:: Exercise details ::
Output only the lines from the one holding "Output a JSON" to the end of the data below, please, copied exactly.

[BEGIN Entries provided]

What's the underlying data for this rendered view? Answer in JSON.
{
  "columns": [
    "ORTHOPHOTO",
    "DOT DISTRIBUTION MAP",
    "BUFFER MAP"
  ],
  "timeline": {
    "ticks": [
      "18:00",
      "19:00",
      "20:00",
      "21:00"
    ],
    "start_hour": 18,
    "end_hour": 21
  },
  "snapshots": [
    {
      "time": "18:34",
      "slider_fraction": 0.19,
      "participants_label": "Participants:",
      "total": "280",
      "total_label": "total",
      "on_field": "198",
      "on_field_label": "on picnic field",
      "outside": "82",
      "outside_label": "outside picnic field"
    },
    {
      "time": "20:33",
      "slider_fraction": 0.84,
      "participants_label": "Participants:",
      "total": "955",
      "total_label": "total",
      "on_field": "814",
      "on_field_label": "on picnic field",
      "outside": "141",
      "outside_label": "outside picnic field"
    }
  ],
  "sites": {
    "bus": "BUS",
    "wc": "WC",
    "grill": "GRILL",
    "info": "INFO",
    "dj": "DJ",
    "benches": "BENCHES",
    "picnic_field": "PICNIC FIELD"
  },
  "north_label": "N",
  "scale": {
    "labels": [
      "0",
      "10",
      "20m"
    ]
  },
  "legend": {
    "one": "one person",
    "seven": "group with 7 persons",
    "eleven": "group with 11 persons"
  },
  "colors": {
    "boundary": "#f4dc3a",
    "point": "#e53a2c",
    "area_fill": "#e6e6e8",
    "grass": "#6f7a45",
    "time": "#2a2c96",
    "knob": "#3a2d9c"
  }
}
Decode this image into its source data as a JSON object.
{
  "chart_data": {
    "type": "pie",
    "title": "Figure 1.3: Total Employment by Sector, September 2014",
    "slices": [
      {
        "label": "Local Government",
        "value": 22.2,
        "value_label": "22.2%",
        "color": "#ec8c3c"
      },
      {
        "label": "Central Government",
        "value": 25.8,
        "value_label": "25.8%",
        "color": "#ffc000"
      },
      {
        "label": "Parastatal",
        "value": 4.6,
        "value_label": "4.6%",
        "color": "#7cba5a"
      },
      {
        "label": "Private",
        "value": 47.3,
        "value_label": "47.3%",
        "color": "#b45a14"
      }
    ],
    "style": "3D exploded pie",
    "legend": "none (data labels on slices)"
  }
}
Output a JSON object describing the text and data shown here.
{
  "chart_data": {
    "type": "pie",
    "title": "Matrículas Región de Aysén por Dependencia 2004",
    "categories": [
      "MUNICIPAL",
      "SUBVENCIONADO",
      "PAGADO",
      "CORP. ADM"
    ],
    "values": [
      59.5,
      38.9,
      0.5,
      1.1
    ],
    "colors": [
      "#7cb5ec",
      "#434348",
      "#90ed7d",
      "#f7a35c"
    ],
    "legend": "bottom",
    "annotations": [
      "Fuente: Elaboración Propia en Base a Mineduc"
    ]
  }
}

[END Entries provided]

:: Written response ::
Output a JSON object describing the text and data shown here.
{
  "chart_data": {
    "type": "pie",
    "title": "Matrículas Región de Aysén por Dependencia 2004",
    "categories": [
      "MUNICIPAL",
      "SUBVENCIONADO",
      "PAGADO",
      "CORP. ADM"
    ],
    "values": [
      59.5,
      38.9,
      0.5,
      1.1
    ],
    "colors": [
      "#7cb5ec",
      "#434348",
      "#90ed7d",
      "#f7a35c"
    ],
    "legend": "bottom",
    "annotations": [
      "Fuente: Elaboración Propia en Base a Mineduc"
    ]
  }
}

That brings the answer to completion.